> [文章節錄]
━━━━━━━━
雖然,布拉瓦茨基是一個極具爭議的人物,但毫無疑問,她是對現代神秘主義的發展產生為重要的人物,具有超強的能力和影響力,是一位了不起的女性。布拉瓦茨基對世界的重要性在於,她將東方古老的宗教和哲學引入了西方,同時,當她在印度傳播神智學識喚醒激印度人對於自己宗教傳統的尊重和自信,因此促進了印度的民族意識的覺醒和印度獨立運動。當年印度獨立運動的許多傑出人物,像甘地、尼赫魯都曾拜謁過布拉瓦茨基夫人。布拉瓦茨基在西方普及了輪回的信仰,對於後來的國際意識協會、超驗冥想運動、禪宗佛教和西方的瑜伽的產生了不容忽略的影響。
━━━━━━━━
> [所示資料]
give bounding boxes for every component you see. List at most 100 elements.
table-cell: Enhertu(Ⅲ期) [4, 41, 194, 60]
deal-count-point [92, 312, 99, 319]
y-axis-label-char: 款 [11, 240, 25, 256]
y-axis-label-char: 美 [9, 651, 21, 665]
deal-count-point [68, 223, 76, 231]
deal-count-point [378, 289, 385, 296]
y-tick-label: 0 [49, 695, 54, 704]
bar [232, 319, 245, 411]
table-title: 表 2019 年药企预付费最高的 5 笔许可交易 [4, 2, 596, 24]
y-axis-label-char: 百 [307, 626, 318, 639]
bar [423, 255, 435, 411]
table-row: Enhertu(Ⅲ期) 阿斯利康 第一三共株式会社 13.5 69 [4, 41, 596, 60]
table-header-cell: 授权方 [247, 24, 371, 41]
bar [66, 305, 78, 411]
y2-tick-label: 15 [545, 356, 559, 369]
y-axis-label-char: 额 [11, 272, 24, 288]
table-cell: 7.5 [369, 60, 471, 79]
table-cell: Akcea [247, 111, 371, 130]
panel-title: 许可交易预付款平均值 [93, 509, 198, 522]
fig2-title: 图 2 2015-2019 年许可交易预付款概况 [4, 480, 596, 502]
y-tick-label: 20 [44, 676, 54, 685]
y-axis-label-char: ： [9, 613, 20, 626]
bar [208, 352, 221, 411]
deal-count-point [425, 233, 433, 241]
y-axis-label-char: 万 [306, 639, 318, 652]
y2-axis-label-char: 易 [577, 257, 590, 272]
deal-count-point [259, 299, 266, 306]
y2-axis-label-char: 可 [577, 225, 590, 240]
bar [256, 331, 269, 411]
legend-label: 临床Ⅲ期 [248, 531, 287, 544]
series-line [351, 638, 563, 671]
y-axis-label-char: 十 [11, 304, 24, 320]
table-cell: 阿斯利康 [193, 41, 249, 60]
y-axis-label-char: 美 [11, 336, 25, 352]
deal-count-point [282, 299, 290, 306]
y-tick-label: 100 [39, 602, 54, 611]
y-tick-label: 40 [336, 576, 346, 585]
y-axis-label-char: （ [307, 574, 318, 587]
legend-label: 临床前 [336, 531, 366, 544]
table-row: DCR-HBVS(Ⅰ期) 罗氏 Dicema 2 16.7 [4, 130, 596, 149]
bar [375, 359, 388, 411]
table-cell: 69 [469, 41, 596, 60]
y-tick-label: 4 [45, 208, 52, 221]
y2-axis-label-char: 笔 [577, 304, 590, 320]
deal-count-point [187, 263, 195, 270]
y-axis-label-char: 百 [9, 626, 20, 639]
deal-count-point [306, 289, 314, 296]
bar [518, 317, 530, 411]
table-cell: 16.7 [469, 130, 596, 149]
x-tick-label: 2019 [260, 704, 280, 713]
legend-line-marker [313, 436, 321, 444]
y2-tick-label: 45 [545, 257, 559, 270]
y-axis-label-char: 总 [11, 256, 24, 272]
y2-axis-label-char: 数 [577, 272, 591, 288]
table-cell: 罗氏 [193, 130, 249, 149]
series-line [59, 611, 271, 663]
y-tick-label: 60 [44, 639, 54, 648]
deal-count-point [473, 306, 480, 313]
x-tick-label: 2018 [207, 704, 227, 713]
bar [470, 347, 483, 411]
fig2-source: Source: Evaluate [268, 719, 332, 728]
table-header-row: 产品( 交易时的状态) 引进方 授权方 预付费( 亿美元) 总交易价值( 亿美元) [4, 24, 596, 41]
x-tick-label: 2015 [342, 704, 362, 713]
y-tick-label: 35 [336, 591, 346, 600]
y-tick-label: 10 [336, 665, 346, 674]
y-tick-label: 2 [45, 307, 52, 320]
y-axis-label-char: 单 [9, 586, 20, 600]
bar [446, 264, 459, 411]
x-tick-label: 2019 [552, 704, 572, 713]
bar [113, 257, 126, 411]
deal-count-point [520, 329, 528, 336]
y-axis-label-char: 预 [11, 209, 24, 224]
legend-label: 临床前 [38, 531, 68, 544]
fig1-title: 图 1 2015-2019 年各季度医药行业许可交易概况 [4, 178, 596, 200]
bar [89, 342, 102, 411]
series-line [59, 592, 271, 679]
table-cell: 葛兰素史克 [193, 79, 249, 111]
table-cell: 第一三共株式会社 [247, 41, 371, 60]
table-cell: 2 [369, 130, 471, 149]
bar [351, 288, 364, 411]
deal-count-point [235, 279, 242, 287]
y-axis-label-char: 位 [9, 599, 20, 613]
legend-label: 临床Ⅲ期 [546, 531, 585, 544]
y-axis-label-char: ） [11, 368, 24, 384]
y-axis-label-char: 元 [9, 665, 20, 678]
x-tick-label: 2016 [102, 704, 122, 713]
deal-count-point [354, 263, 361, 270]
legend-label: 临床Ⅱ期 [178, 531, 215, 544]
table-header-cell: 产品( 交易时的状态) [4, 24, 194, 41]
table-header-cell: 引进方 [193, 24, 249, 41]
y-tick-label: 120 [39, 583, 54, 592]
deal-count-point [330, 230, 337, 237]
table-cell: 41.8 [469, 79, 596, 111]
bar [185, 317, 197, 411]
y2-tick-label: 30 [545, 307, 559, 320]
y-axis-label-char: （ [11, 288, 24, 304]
━━━━━━━━
> [任務說明]
把講布拉瓦茨基的那段節錄接著往下寫。 這些資料取自另一個出處。

> [任務結果]
神秘主義與抽象藝術的誕生關係尤為密切。幾個抽象藝術的創始人康定斯基、庫普卡、蒙德裏安和馬列維奇都受到過神智學的啟迪,其中以康定斯基和蒙德裏安更為突出。康定斯基是神智學和神秘主義學說的狂熱信徒,他在論文中曾指出,布拉瓦茨基開始了“最偉大的精神運動之一,她團結了許多人,並且在神智學會中建立了精神現象的物質形式。”而蒙德裏安本人1907年加入了神智學會,他曾表示,通過神智學,“我意識到藝術可以提供向精神相更精細區域的過渡,我將之稱為精神領域。”同樣,馬列維奇、庫普卡都研究神誌學的書籍和理論。馬列維奇最初參與了與布拉瓦茨基關係密切的象征主義運動,後來在研究俄羅斯的通神論著作的過程中,他的繪畫演變為第四維度更大表現的至上主義。從表來看,抽象主義代表現代理性與工業化的進程,但實際上,它們卻是與布拉瓦茨基的神智學相通,追求擺脫物質世界的更高層次上的精神的真理。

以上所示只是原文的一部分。